— Exercise aim —
Reading down the listing below, count the lines where the word "house" shows up, then give only that count.

------ Provided data ------

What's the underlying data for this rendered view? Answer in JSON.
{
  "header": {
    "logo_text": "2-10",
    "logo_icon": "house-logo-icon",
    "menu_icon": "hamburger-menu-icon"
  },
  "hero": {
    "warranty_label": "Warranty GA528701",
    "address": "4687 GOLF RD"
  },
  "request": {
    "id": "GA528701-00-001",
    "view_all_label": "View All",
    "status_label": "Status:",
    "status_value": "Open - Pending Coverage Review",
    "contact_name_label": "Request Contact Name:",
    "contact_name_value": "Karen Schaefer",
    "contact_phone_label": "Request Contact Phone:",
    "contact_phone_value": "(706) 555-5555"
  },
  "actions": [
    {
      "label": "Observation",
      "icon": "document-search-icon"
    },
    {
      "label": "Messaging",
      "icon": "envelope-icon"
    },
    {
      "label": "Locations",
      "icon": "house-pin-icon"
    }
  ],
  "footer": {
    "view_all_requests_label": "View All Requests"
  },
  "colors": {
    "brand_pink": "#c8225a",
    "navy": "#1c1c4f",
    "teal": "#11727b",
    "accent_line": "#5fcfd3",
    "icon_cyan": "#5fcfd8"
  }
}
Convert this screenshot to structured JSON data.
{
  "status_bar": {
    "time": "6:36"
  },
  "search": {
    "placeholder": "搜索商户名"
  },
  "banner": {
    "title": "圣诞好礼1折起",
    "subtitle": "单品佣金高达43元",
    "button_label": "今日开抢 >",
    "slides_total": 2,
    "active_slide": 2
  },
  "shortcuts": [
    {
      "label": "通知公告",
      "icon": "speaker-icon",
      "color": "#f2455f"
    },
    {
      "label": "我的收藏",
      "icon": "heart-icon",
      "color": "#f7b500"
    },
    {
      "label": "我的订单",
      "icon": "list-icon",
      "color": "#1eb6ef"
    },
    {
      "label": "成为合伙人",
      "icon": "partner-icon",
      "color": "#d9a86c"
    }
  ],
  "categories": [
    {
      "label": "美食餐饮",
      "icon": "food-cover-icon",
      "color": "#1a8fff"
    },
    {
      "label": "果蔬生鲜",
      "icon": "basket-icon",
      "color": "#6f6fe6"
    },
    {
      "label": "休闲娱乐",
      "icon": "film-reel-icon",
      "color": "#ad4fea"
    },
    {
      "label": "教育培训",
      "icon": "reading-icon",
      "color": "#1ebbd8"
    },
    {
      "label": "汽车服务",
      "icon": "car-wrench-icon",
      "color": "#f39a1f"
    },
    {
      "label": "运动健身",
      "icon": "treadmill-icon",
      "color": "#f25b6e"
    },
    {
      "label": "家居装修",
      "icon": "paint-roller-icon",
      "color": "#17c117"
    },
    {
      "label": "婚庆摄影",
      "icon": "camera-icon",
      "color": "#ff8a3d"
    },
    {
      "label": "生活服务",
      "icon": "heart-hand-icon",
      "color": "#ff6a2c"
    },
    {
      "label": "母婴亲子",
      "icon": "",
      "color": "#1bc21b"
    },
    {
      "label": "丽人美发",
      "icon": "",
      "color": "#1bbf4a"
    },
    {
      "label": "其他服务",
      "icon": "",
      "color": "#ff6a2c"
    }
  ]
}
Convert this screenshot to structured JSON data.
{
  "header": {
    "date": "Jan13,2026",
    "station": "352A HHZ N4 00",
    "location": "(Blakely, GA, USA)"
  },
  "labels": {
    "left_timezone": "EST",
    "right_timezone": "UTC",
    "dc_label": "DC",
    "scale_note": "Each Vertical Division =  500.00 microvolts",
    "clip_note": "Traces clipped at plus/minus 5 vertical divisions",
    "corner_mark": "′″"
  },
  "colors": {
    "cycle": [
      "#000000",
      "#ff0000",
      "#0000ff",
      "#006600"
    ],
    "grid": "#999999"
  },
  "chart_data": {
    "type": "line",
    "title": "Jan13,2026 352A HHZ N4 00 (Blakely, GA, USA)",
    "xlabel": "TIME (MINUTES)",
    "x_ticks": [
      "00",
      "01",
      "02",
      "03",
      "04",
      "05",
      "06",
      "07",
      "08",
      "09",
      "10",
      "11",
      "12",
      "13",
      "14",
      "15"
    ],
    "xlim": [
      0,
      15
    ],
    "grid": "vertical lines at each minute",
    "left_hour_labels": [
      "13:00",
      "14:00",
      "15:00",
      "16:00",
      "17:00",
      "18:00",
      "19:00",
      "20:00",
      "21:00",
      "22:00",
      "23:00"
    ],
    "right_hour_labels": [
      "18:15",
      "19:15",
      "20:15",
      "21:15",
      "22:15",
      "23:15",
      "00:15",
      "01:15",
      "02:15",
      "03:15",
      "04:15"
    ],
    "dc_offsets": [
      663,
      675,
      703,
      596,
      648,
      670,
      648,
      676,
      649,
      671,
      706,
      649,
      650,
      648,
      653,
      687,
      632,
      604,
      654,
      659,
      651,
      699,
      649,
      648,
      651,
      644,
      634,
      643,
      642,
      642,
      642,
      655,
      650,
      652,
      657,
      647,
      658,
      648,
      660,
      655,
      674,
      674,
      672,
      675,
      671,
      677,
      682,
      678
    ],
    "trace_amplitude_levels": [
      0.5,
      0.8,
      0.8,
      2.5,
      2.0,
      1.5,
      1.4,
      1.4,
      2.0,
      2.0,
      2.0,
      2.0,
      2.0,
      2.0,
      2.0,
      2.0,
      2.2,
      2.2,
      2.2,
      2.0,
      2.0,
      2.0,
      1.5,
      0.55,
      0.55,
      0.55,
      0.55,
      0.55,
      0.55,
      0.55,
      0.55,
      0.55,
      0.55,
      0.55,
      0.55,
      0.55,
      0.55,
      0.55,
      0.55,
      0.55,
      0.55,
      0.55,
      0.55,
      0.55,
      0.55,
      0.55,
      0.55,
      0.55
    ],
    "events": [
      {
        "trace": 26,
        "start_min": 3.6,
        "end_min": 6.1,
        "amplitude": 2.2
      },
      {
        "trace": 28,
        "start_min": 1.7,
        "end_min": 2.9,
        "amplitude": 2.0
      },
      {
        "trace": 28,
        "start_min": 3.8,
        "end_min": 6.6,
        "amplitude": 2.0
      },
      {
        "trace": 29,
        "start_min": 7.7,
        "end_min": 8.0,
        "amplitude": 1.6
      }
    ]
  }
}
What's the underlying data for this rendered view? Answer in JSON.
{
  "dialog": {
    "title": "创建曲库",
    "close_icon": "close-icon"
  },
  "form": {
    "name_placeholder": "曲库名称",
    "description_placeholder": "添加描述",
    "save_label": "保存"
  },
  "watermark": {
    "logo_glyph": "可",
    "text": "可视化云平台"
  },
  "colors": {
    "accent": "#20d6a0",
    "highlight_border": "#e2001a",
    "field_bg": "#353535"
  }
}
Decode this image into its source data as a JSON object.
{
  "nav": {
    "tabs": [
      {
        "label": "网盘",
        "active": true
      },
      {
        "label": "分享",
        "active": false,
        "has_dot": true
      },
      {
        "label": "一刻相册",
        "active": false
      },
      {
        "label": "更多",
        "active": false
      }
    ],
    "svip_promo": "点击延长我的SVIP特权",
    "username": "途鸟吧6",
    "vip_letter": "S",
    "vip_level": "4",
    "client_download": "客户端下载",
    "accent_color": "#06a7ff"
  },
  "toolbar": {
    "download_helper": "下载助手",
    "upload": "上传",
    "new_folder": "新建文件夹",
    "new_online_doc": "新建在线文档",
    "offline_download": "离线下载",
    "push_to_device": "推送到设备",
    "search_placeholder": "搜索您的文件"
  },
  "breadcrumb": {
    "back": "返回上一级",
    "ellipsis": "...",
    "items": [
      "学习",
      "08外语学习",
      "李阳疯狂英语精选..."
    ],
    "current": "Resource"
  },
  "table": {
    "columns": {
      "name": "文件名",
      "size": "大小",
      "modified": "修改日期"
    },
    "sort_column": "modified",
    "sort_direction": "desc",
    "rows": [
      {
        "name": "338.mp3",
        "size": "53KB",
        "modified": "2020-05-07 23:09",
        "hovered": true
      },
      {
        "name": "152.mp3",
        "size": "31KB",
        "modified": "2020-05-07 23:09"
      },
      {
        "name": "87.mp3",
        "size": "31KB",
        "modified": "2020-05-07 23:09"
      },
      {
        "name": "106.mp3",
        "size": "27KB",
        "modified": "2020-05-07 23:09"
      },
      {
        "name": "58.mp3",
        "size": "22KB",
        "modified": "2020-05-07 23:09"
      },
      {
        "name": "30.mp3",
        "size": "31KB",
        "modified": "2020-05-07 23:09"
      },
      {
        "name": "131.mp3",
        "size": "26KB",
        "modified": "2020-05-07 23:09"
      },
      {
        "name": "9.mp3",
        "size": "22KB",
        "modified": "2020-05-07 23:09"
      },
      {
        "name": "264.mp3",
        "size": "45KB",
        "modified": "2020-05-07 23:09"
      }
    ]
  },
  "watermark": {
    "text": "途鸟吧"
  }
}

------

— Task solution —
2